Application of Genomics to Enhance Wetland Treatment Systems for Remediation of Processed Water in Northern Environments

Constructed wetland treatment systems (CWTS) are one of the very few scalable and cost-effective methods to clean up large volumes of wastewaters. An in-depth understanding of how these nature-based, passive systems operate to treat industrial waste is needed to enhance treatment efficacy, particularly in northern environments that are challenged by short summers and cold winters. In the Athabasca region of northern Alberta, the surface mining of oil sands, while contributing significantly to Canada’s gross domestic product and economic development, produces large volumes of oil sands process-affected water (OSPW) that has accumulated on site in tailings ponds (currently exceeding one billion m3). Recent legislation has outlined a reclamation closure timeframe for oil sands operators to restore the landscape. Efficient and large-scale OSPW remediation technologies must be made available to address these challenges.

The presence of organic compounds, in particular a broad family of organic compounds called naphthenic acids (NAs), are major contributors responsible for the toxicity of OSPW. This research project targets the reduction of OSPW toxicity through biodegradation processes involving cooperative processes between naturally occurring microbial communities and wetland plants in CWTS. However, the conditions required to establish optimal wetland biological communities to degrade and detoxify OSPW contaminants are not well understood.

This project will apply genomics-based methods to enhance and inform the efficacy of CWTS for the treatment of OSPW. Using both mesocosm-scale and an in-situ pilot scale CWTS, genomics, microbiological and chemical analyses we will: (1) identify the conditions for enhanced NA biodegradation; (2) increase our understanding of the genes/mechanisms associated with the biodegradation of NAs; (3) develop new genomics-based tools and passive sampler methods to monitor concentrations and toxicity of NAs and other OSPW contaminants; (4) develop models of CWTS treatment of NAs and other OSPW contaminants to optimize the effectiveness of wetland design; and (5) integrate emerging experimental findings with sophisticated social science methods to expand social, legal, economic, and policy frontiers in the treatment and release of OSPW.

Informed by genomics approaches and leveraging the benefits of CWTS, the proposed applied research will provide insight on the mechanisms of plant-microbe interactions to facilitate the development of a robust, ‘green’ and cost-effective system for the remediation of OSPW. Implications of genomics in society have been integrated in each activity to guide CWTS development and address perspectives of CWTS implementation from social, economic and legal perspectives.
————
State whether each statement below agrees with the text on constructed wetland treatment above, answering yes or no and quoting the words of the text that decide it. (a) The oil sands process-affected water held in tailings ponds currently amounts to more than one billion cubic meters. (b) The conditions required to establish optimal wetland biological communities for degrading OSPW contaminants are well understood. (c) The project will rely solely on mesocosm-scale systems.

Extracted entries -
————
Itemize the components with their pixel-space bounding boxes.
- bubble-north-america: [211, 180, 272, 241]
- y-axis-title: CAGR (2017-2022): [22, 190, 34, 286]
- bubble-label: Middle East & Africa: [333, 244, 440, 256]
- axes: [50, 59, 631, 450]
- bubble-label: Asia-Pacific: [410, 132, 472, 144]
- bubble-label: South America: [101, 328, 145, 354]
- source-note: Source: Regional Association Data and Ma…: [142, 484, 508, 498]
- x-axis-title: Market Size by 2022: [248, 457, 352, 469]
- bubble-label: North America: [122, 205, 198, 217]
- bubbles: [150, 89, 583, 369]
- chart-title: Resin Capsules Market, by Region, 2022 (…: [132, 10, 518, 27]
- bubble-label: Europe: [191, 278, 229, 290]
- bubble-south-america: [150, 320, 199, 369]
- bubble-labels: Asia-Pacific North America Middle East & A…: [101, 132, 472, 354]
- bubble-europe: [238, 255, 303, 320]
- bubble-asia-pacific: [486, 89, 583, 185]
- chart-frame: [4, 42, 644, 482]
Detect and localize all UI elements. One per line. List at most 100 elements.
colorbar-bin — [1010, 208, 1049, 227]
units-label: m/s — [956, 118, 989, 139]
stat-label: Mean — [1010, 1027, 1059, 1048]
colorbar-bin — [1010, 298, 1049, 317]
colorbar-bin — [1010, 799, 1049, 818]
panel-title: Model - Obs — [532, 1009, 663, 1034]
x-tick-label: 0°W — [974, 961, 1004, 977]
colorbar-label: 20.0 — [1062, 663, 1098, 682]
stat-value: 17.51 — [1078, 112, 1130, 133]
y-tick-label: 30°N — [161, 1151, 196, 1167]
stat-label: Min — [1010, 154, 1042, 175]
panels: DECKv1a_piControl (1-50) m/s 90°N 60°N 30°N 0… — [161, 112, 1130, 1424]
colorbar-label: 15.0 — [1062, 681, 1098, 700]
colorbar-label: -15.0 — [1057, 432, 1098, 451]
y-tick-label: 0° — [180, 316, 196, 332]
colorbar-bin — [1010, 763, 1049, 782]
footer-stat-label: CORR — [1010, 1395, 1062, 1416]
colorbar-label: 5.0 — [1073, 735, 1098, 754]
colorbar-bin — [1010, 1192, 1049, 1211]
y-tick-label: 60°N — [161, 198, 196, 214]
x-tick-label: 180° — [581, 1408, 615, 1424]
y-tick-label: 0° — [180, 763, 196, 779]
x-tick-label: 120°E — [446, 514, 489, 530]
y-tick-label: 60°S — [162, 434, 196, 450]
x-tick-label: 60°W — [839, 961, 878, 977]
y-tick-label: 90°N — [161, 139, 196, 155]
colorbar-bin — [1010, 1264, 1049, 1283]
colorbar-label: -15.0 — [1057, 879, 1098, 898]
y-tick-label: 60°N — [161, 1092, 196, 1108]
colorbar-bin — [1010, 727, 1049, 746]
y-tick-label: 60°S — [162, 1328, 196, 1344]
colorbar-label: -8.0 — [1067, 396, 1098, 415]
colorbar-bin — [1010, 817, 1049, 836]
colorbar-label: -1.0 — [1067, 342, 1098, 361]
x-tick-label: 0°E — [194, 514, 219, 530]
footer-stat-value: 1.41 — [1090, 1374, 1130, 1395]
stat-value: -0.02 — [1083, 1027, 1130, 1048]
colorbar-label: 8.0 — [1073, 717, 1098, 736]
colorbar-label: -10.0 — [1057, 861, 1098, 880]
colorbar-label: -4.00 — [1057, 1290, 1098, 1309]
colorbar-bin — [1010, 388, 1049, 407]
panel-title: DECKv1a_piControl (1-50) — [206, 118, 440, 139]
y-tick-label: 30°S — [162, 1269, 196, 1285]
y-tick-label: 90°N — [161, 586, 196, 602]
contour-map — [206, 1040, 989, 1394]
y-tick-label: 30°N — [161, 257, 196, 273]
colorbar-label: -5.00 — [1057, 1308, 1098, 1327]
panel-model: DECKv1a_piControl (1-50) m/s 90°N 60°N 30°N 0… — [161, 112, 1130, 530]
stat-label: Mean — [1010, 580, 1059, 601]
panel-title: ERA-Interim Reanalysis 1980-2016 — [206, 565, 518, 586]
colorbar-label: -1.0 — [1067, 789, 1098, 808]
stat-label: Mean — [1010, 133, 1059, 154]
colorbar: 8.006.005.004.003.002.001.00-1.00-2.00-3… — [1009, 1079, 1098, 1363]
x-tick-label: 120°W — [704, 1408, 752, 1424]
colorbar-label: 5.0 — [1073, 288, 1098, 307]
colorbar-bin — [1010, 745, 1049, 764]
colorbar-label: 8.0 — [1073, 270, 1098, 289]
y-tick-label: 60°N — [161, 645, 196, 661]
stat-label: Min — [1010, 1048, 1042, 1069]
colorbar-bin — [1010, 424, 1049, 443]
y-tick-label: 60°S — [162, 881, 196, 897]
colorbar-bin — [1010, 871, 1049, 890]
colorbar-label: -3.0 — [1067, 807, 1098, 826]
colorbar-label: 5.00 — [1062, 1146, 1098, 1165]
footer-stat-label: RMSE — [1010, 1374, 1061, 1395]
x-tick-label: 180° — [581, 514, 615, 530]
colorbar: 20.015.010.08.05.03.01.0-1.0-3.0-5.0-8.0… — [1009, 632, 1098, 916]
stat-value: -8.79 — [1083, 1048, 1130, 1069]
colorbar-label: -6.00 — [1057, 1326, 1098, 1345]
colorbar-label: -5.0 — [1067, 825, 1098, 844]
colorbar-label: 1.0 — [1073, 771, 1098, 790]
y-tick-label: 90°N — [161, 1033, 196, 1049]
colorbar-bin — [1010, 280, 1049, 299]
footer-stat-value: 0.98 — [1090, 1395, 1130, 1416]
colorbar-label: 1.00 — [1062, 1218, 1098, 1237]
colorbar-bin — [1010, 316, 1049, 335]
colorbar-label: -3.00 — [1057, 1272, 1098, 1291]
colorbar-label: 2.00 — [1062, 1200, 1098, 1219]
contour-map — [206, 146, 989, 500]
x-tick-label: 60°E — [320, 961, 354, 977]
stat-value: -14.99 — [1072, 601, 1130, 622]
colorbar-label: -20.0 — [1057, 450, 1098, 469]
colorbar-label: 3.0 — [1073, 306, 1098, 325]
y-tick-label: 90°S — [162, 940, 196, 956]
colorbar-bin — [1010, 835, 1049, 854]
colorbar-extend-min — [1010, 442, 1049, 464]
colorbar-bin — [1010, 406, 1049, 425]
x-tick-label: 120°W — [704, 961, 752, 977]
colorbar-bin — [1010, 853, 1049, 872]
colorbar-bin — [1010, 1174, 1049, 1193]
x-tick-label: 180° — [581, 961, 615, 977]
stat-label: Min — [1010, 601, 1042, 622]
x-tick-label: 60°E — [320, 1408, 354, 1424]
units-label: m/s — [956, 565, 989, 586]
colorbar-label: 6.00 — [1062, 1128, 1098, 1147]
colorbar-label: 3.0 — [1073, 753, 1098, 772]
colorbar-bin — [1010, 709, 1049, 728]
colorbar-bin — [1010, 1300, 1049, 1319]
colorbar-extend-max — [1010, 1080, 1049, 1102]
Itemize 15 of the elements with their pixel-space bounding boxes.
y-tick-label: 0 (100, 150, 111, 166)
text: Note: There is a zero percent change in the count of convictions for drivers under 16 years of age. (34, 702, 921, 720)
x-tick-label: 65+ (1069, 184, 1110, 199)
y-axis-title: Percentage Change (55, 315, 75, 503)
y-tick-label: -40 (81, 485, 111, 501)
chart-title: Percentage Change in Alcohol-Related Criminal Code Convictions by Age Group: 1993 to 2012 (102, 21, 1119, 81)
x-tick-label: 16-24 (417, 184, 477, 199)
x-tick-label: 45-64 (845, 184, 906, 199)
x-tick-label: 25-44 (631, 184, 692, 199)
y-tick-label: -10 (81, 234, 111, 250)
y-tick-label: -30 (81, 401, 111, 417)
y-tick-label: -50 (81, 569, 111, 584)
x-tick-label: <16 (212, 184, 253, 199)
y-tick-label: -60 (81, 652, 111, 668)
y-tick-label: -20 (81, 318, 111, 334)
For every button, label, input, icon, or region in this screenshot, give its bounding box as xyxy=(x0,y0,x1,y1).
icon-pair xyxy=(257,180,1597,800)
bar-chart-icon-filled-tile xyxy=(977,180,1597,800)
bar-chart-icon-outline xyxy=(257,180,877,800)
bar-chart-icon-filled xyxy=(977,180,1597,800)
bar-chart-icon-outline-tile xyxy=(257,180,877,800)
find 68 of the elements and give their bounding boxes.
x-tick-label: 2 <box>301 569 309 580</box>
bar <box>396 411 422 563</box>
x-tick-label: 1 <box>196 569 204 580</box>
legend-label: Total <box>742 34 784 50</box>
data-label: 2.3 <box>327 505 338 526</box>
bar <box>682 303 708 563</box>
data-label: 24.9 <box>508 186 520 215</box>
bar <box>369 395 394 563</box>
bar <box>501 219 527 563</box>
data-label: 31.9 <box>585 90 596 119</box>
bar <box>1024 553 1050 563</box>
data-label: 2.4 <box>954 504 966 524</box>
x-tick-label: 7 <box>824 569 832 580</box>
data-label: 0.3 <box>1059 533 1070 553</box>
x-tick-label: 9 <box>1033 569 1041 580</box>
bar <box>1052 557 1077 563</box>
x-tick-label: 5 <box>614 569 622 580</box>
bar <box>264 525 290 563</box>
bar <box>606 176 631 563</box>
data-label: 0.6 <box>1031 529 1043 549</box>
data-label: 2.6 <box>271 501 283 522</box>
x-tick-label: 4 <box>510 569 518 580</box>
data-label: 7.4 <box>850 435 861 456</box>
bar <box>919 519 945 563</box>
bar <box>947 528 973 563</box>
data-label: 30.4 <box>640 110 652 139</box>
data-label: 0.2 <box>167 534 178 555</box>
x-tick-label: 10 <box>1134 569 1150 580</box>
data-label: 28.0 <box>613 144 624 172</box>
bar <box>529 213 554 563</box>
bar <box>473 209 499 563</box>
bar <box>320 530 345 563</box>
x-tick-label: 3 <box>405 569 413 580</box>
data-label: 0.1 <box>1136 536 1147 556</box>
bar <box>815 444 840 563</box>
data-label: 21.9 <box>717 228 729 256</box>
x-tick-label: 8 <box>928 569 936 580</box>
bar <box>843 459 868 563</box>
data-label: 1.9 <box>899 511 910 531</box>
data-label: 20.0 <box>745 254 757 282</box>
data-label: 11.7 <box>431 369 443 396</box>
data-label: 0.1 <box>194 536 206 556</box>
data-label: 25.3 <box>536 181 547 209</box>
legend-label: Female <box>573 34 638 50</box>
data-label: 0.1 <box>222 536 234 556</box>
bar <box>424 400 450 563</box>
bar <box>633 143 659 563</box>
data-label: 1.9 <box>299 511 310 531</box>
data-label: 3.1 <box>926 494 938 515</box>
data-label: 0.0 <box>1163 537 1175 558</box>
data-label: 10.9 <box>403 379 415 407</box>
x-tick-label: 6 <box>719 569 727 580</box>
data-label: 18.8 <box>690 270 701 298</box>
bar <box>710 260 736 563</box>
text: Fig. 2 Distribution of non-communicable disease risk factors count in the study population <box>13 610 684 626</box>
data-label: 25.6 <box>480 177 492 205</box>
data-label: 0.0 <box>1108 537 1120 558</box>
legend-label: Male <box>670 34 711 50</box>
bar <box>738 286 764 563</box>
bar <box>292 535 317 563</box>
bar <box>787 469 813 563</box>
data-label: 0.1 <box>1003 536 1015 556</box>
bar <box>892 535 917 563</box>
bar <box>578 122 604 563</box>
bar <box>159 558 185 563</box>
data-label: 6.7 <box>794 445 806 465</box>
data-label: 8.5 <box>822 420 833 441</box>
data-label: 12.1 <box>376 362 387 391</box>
————
Response area -
(a) Yes: "currently exceeding one billion m3"
(b) No: "the conditions required to establish optimal wetland biological communities to degrade and detoxify OSPW contaminants are not well understood"
(c) No: "Using both mesocosm-scale and an in-situ pilot scale CWTS"